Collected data
—————

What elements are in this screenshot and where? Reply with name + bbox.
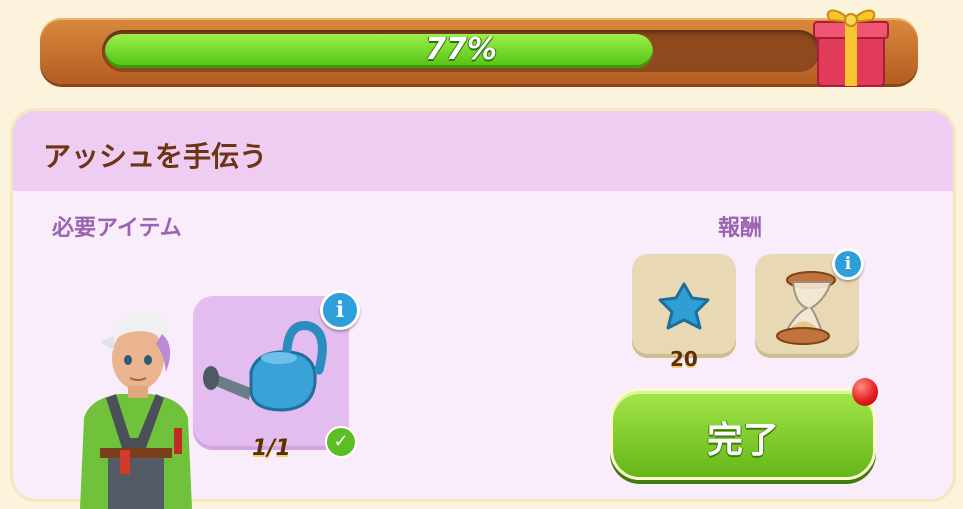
complete-button[interactable]: 完了 xyxy=(610,388,876,480)
required-items-label: 必要アイテム xyxy=(52,216,182,241)
gift-box-icon[interactable] xyxy=(808,0,894,90)
progress-percent: 77% xyxy=(425,32,497,67)
reward-info-icon[interactable]: i xyxy=(832,248,864,280)
checkmark-icon: ✓ xyxy=(325,426,357,458)
item-count: 1/1 xyxy=(252,436,291,461)
item-info-icon[interactable]: i xyxy=(320,290,360,330)
reward-label: 報酬 xyxy=(718,216,763,241)
character-ash-avatar xyxy=(80,310,192,509)
progress-track: 77% xyxy=(102,30,820,72)
notification-dot xyxy=(852,378,878,406)
quest-title: アッシュを手伝う xyxy=(43,140,268,173)
panel-header: アッシュを手伝う xyxy=(13,111,953,191)
blue-star-icon xyxy=(658,282,710,330)
reward-card-star[interactable] xyxy=(632,254,736,358)
progress-bar-frame: 77% xyxy=(40,18,918,84)
complete-button-label: 完了 xyxy=(706,420,779,461)
reward-amount: 20 xyxy=(670,347,698,371)
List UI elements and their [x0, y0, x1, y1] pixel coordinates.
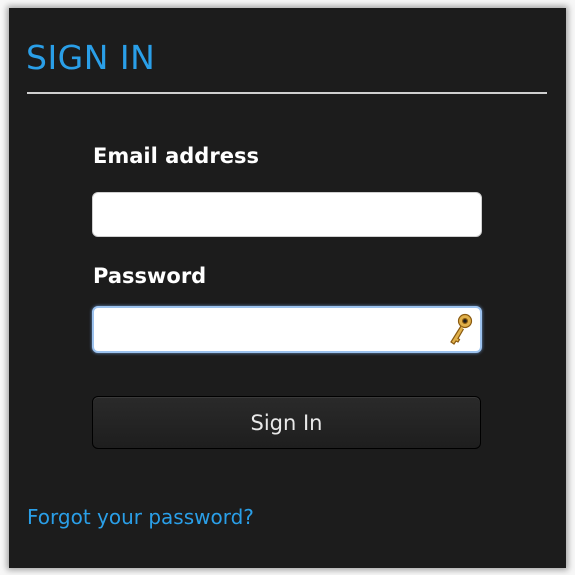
email-label: Email address: [93, 144, 259, 168]
sign-in-button[interactable]: Sign In: [92, 396, 481, 449]
password-label: Password: [93, 264, 207, 288]
page-title: SIGN IN: [26, 38, 156, 77]
password-field[interactable]: [92, 306, 482, 353]
title-divider: [27, 92, 547, 94]
email-field[interactable]: [92, 192, 482, 237]
forgot-password-link[interactable]: Forgot your password?: [27, 507, 254, 527]
key-icon[interactable]: [446, 312, 476, 348]
sign-in-panel: SIGN IN Email address Password Sign In F…: [9, 8, 566, 568]
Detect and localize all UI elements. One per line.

—————

**Required work**
Reproduce every line of all the entries above verbatim, leaving out the pictures.

**The solution**
What elements are in this screenshot and where? Reply with name + bbox.
complete-button[interactable]: 完了 xyxy=(610,388,876,480)
required-items-label: 必要アイテム xyxy=(52,216,182,241)
gift-box-icon[interactable] xyxy=(808,0,894,90)
progress-percent: 77% xyxy=(425,32,497,67)
reward-info-icon[interactable]: i xyxy=(832,248,864,280)
checkmark-icon: ✓ xyxy=(325,426,357,458)
item-count: 1/1 xyxy=(252,436,291,461)
item-info-icon[interactable]: i xyxy=(320,290,360,330)
reward-label: 報酬 xyxy=(718,216,763,241)
character-ash-avatar xyxy=(80,310,192,509)
progress-track: 77% xyxy=(102,30,820,72)
notification-dot xyxy=(852,378,878,406)
quest-title: アッシュを手伝う xyxy=(43,140,268,173)
panel-header: アッシュを手伝う xyxy=(13,111,953,191)
blue-star-icon xyxy=(658,282,710,330)
reward-card-star[interactable] xyxy=(632,254,736,358)
progress-bar-frame: 77% xyxy=(40,18,918,84)
complete-button-label: 完了 xyxy=(706,420,779,461)
reward-amount: 20 xyxy=(670,347,698,371)
List UI elements and their [x0, y0, x1, y1] pixel coordinates.
email-label: Email address: [93, 144, 259, 168]
sign-in-button[interactable]: Sign In: [92, 396, 481, 449]
password-label: Password: [93, 264, 207, 288]
page-title: SIGN IN: [26, 38, 156, 77]
password-field[interactable]: [92, 306, 482, 353]
title-divider: [27, 92, 547, 94]
email-field[interactable]: [92, 192, 482, 237]
forgot-password-link[interactable]: Forgot your password?: [27, 507, 254, 527]
key-icon[interactable]: [446, 312, 476, 348]
sign-in-panel: SIGN IN Email address Password Sign In F…: [9, 8, 566, 568]
Detect and localize all UI elements. One per line.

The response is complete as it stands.